Exercise 1. Reproduce the part of the article on urban-rural health care disparities for children, starting with "Since the initial" and going on through "in rural communities.".
Exercise 2. According to the article on urban-rural health care disparities for children, in what year did Dr. JoAnna Leyenaar first request Colorado All Payer Claims Database data?
Exercise 3. List every state whose data the article on urban-rural health care disparities for children says is included in Dr. Leyenaar's project.
[Passage]
Urban-Rural Disparities in Health Care Quality for Children with Medical and Social Complexity
In a study of hospitalizations at children’s hospitals, rural-residing children have a higher prevalence of complex chronic conditions, higher inpatient costs, risk of readmissions. In an effort to dig deeper, in 2018, Dr. JoAnna Leyenaar, MD, PhD, MPH, pediatric hospitalist and Vice Chair of Research for the Department of Pediatrics at Dartmouth-Hitchcock Medical Center, made her first request for Colorado All Payer Claims Database (CO APCD) data to evaluate the urban-rural disparities in health care utilization and quality for children with social risk factors and chronic illnesses.
Most recently, Dr. Leyanaar and her team received a limited data set from the CO APCD to identify and determine factors associated with disparities in health care access and outcomes among children in Colorado. The data set provided geocoded information which matches children in the CO APCD to their associated census tract. Using census tracts in addition to CO APCD claims information is beneficial because it enables analysis of social determinants of health through external sources such as the American Community Survey. In addition to social factors, the Dartmouth team is evaluating how far families are traveling to health care facilities, and the timeliness and quality of health care delivery. Ultimately, the team aims to evaluate patient-sharing networks among physicians to determine if network characteristics contribute to urban-rural disparities in quality of care.
Since the initial request in 2018, Dr. Leyenaar has worked diligently to enhance her project, utilizing five years of claims data. In addition to Colorado, data from Massachusetts and New Hampshire have also been included, due their diverse populations. At this time, the project is still underway, with the hope that the research will generate enough evidence-based data to inform next steps to reducing health disparities for children living in rural communities.
[/Passage]
[Recorded information]
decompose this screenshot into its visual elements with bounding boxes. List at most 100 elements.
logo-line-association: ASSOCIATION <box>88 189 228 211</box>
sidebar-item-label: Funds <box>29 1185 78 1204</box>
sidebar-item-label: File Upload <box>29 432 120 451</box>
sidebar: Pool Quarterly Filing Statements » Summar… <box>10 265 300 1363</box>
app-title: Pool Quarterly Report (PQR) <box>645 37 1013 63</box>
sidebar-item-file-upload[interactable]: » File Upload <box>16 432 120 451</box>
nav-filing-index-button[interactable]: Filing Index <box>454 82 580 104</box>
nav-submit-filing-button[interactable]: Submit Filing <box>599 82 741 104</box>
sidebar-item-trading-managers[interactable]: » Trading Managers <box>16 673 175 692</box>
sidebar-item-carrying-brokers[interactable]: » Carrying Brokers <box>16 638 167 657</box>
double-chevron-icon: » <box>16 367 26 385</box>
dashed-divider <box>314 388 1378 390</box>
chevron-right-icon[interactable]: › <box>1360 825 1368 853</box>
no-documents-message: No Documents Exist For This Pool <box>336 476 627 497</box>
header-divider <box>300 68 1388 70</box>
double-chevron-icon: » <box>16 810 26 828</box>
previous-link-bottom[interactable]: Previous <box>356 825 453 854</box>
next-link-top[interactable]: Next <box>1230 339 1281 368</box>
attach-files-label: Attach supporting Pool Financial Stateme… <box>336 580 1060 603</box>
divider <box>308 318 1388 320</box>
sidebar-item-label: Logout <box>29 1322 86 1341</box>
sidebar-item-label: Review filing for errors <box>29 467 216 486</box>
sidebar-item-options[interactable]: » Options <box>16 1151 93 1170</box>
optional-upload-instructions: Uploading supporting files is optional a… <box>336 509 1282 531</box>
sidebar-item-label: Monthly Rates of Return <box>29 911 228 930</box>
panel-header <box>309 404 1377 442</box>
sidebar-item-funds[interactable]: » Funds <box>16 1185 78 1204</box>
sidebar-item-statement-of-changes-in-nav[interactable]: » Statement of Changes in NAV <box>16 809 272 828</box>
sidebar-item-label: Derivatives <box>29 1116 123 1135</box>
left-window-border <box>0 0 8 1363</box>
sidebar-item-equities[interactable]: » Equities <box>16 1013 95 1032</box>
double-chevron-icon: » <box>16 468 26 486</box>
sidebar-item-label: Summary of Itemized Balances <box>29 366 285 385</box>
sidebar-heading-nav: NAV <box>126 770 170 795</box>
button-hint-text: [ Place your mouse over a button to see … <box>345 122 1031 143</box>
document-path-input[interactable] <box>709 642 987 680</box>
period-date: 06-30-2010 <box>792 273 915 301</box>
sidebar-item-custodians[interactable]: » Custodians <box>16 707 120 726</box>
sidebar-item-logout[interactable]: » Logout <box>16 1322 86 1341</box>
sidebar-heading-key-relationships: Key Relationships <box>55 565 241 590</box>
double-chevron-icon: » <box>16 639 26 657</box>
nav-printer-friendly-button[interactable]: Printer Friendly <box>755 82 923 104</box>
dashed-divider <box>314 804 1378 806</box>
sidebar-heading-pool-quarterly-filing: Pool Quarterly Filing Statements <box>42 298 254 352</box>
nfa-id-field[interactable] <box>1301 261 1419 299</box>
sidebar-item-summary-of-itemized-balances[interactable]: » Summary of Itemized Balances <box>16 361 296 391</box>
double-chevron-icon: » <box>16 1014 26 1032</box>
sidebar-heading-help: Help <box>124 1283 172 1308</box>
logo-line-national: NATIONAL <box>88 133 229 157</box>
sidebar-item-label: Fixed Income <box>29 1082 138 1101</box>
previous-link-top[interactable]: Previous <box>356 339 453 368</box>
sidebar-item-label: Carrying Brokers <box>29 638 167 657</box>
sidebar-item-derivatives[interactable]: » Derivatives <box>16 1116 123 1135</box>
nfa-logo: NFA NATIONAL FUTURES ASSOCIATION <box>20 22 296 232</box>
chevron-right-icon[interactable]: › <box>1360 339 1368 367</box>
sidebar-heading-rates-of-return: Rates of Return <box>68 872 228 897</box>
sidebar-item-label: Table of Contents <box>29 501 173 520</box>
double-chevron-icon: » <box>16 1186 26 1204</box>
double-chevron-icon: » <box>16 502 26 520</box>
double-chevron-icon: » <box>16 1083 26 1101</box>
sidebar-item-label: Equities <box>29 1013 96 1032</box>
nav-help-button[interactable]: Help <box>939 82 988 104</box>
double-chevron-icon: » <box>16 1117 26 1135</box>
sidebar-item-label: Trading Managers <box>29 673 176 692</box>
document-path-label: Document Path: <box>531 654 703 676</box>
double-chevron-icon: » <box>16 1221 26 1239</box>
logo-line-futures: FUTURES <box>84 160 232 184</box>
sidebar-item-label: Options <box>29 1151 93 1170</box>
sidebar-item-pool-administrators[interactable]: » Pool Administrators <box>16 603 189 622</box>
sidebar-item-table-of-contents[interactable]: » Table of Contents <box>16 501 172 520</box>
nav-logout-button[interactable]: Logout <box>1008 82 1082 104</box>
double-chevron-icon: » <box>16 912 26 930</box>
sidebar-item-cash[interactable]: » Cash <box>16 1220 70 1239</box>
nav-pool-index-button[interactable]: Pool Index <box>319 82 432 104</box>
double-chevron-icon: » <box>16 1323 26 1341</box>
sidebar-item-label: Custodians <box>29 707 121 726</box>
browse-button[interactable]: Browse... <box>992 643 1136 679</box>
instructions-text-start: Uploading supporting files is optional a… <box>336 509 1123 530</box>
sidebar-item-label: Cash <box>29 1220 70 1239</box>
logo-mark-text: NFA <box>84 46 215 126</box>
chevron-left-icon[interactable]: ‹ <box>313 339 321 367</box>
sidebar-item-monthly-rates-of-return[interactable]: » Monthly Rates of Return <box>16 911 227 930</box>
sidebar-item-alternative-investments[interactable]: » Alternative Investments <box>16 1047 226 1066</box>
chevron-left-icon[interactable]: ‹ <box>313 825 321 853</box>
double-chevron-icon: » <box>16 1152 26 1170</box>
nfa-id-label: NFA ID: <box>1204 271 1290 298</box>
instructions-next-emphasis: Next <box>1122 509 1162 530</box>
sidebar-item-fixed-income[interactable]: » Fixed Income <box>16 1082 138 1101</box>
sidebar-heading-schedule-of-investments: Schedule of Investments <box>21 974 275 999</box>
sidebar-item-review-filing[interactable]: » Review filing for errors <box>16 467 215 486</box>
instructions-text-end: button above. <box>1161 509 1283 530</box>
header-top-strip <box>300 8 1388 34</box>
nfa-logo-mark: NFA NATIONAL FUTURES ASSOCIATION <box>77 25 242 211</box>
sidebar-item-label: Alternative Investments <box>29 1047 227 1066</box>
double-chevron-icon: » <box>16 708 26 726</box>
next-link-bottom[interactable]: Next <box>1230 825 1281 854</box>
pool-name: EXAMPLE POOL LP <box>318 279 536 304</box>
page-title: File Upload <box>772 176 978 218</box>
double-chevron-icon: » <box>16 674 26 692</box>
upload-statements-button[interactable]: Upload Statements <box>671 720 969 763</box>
[/Recorded information]
Expected answer 1.
Since the initial request in 2018, Dr. Leyenaar has worked diligently to enhance her project, utilizing five years of claims data. In addition to Colorado, data from Massachusetts and New Hampshire have also been included, due their diverse populations. At this time, the project is still underway, with the hope that the research will generate enough evidence-based data to inform next steps to reducing health disparities for children living in rural communities.

Expected answer 2. 2018

Expected answer 3. Colorado, Massachusetts, New Hampshire